Work instructions: Please output, word for word, the part of the blog excerpt that starts at the words "October also saw" and stops after "he used to.".

Excerpt to read:
· · · · · · ·
October also saw the arrival in these parts of my God-son Daniel who's started at the local university. He's been round this last couple of week-ends skill-swapping. I know how to cook and he knows how cyber-space works so we've been swapping recipes for dahl and hyper-links. The up-shot of all this is that I now have a presence on the social networking site 'Facecloth' and Daniel breaks wind more often than he used to.

Meanwhile, in the leaking caravan of love, I'm busy creating oeuoeuvres for York Open Studios, which this year I'm doing at St Nicks environmental centre off the Hull Road. It's going to be in early April,  so with it being springtime I expect the nature reserve to be a bit less reserved. The Evening Press reckons that if the weathers good, peoples' hearts could be so filled with love that the military helicopters that take off from Fulford barracks will start turning into butterflies above our nation. We are stardust. We are Gordon.

 

Friday 5th July

Hi bloggy world, this is to everybody and nobody in particular, and especially you at the back. This rare seasonal sunshine summer birdy birdy tweet tweet stuff is proving very agreeable to both myself and the garden. The perpetual spinach, otherwise known as beet spinach, or perpetual throbbing beet spinach, is so scarily prolific that I have a slight worry that if I stop picking it it's going to want to move into the caravan.

 I'm delighted to say that thus far my newly constructed super-lo-tech, super-lo-cost, super-low chicken and rabbit-proof fence has held out, because it's not just sunshine and sweet refreshing rain that makes vegetables grow big and tasty, it's also that feeling of well-being they get when they know they're secure from predators. Wild strawberries for example, which are delicious and at the same time very exposed, are usually very small because they use up most of their energy by worrying.
· · · · · · ·
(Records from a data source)
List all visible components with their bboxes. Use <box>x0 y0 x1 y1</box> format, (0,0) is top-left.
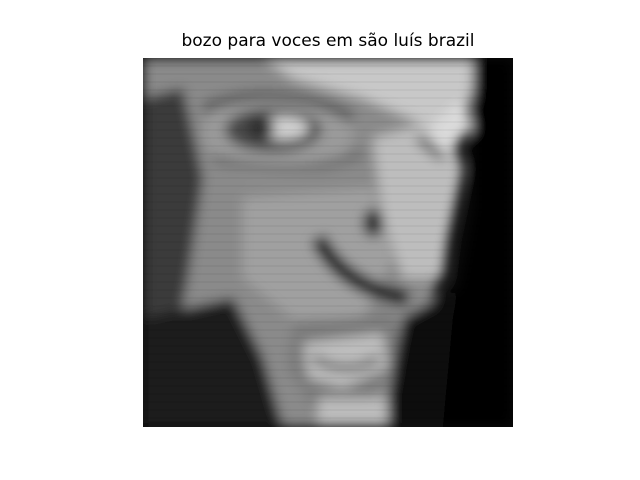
grayscale-face-image <box>143 58 513 427</box>
figure-title: bozo para voces em são luís brazil <box>181 31 475 51</box>
image-panel <box>143 58 513 427</box>
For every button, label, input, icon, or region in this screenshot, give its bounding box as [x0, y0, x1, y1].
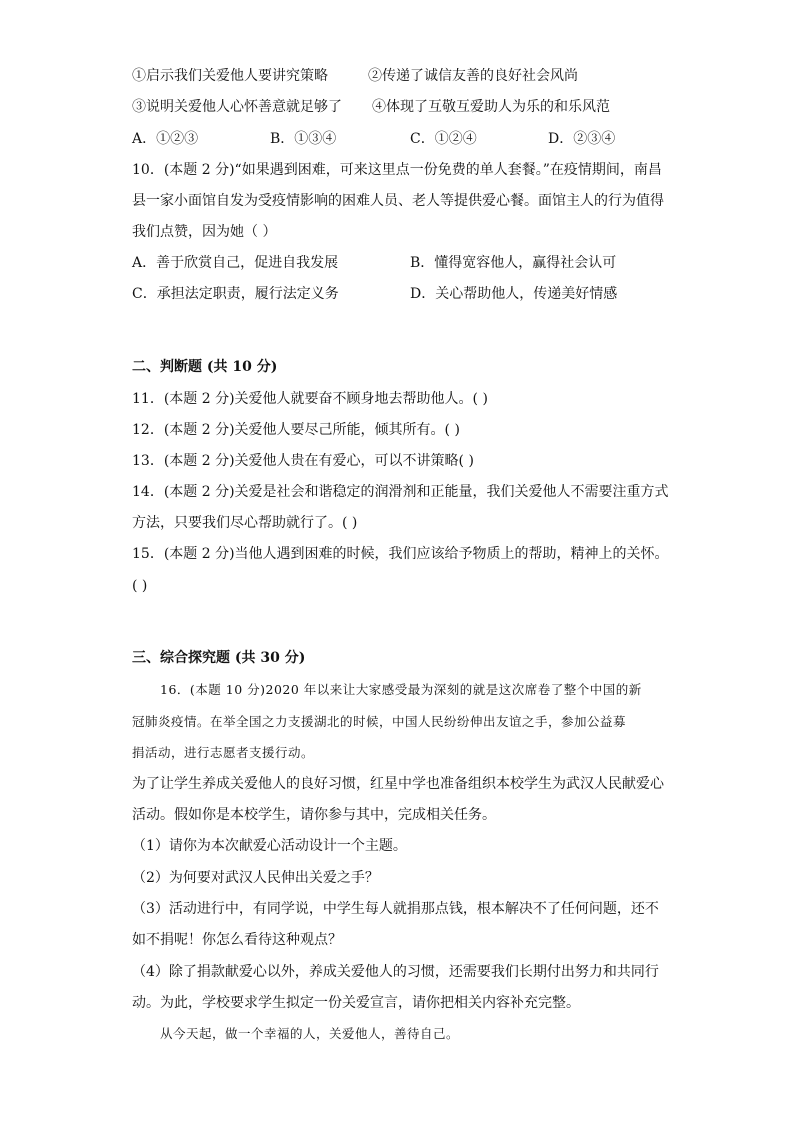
- q10-line-2: 县一家小面馆自发为受疫情影响的困难人员、老人等提供爱心餐。面馆主人的行为值得: [132, 193, 664, 209]
- q16-sub-3-line-2: 如不捐呢！你怎么看待这种观点？: [132, 932, 342, 948]
- section-2-title: 二、判断题 (共 10 分): [132, 359, 278, 375]
- q9-choice-c: C．①②④: [410, 131, 477, 147]
- q10-choice-c: C．承担法定职责，履行法定义务: [132, 286, 339, 302]
- q9-choice-a: A．①②③: [132, 131, 199, 147]
- q10-line-1: 10．(本题 2 分)“如果遇到困难，可来这里点一份免费的单人套餐。”在疫情期间，南昌: [132, 162, 662, 178]
- q15-line-1: 15．(本题 2 分)当他人遇到困难的时候，我们应该给予物质上的帮助，精神上的关怀。: [132, 546, 669, 562]
- q16-sub-4-line-2: 动。为此，学校要求学生拟定一份关爱宣言，请你把相关内容补充完整。: [132, 995, 580, 1011]
- q12: 12．(本题 2 分)关爱他人要尽己所能，倾其所有。( ): [132, 422, 460, 438]
- section-3-title: 三、综合探究题 (共 30 分): [132, 650, 306, 666]
- q16-declaration: 从今天起，做一个幸福的人，关爱他人，善待自己。: [160, 1026, 460, 1041]
- q16-sub-2: （2）为何要对武汉人民伸出关爱之手？: [132, 870, 379, 886]
- q9-option-3: ③说明关爱他人心怀善意就足够了: [132, 99, 342, 115]
- q11: 11．(本题 2 分)关爱他人就要奋不顾身地去帮助他人。( ): [132, 391, 488, 407]
- q9-option-1: ①启示我们关爱他人要讲究策略: [132, 68, 328, 84]
- q14-line-1: 14．(本题 2 分)关爱是社会和谐稳定的润滑剂和正能量，我们关爱他人不需要注重方式: [132, 484, 669, 500]
- q10-line-3: 我们点赞，因为她（ ）: [132, 224, 277, 240]
- q16-sub-1: （1）请你为本次献爱心活动设计一个主题。: [132, 838, 407, 854]
- q9-choice-d: D．②③④: [548, 131, 616, 147]
- q16-line-1: 16．(本题 10 分)2020 年以来让大家感受最为深刻的就是这次席卷了整个中国的新: [160, 682, 642, 697]
- q9-choice-b: B．①③④: [270, 131, 337, 147]
- q9-option-2: ②传递了诚信友善的良好社会风尚: [368, 68, 578, 84]
- q14-line-2: 方法，只要我们尽心帮助就行了。( ): [132, 515, 358, 531]
- q16-sub-4-line-1: （4）除了捐款献爱心以外，养成关爱他人的习惯，还需要我们长期付出努力和共同行: [132, 964, 659, 980]
- q16-line-2: 冠肺炎疫情。在举全国之力支援湖北的时候，中国人民纷纷伸出友谊之手，参加公益募: [132, 714, 627, 729]
- q13: 13．(本题 2 分)关爱他人贵在有爱心，可以不讲策略( ): [132, 453, 474, 469]
- q10-choice-a: A．善于欣赏自己，促进自我发展: [132, 255, 339, 271]
- q16-line-3: 捐活动，进行志愿者支援行动。: [132, 745, 315, 760]
- q16-intro-line-2: 活动。假如你是本校学生，请你参与其中，完成相关任务。: [132, 807, 496, 823]
- q16-sub-3-line-1: （3）活动进行中，有同学说，中学生每人就捐那点钱，根本解决不了任何问题，还不: [132, 901, 659, 917]
- q10-choice-b: B．懂得宽容他人，赢得社会认可: [410, 255, 617, 271]
- q15-line-2: ( ): [132, 578, 148, 594]
- q9-option-4: ④体现了互敬互爱助人为乐的和乐风范: [372, 99, 610, 115]
- q16-intro-line-1: 为了让学生养成关爱他人的良好习惯，红星中学也准备组织本校学生为武汉人民献爱心: [132, 776, 664, 792]
- q10-choice-d: D．关心帮助他人，传递美好情感: [410, 286, 618, 302]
· · · · · · ·
Correct response:
October also saw the arrival in these parts of my God-son Daniel who's started at the local university. He's been round this last couple of week-ends skill-swapping. I know how to cook and he knows how cyber-space works so we've been swapping recipes for dahl and hyper-links. The up-shot of all this is that I now have a presence on the social networking site 'Facecloth' and Daniel breaks wind more often than he used to.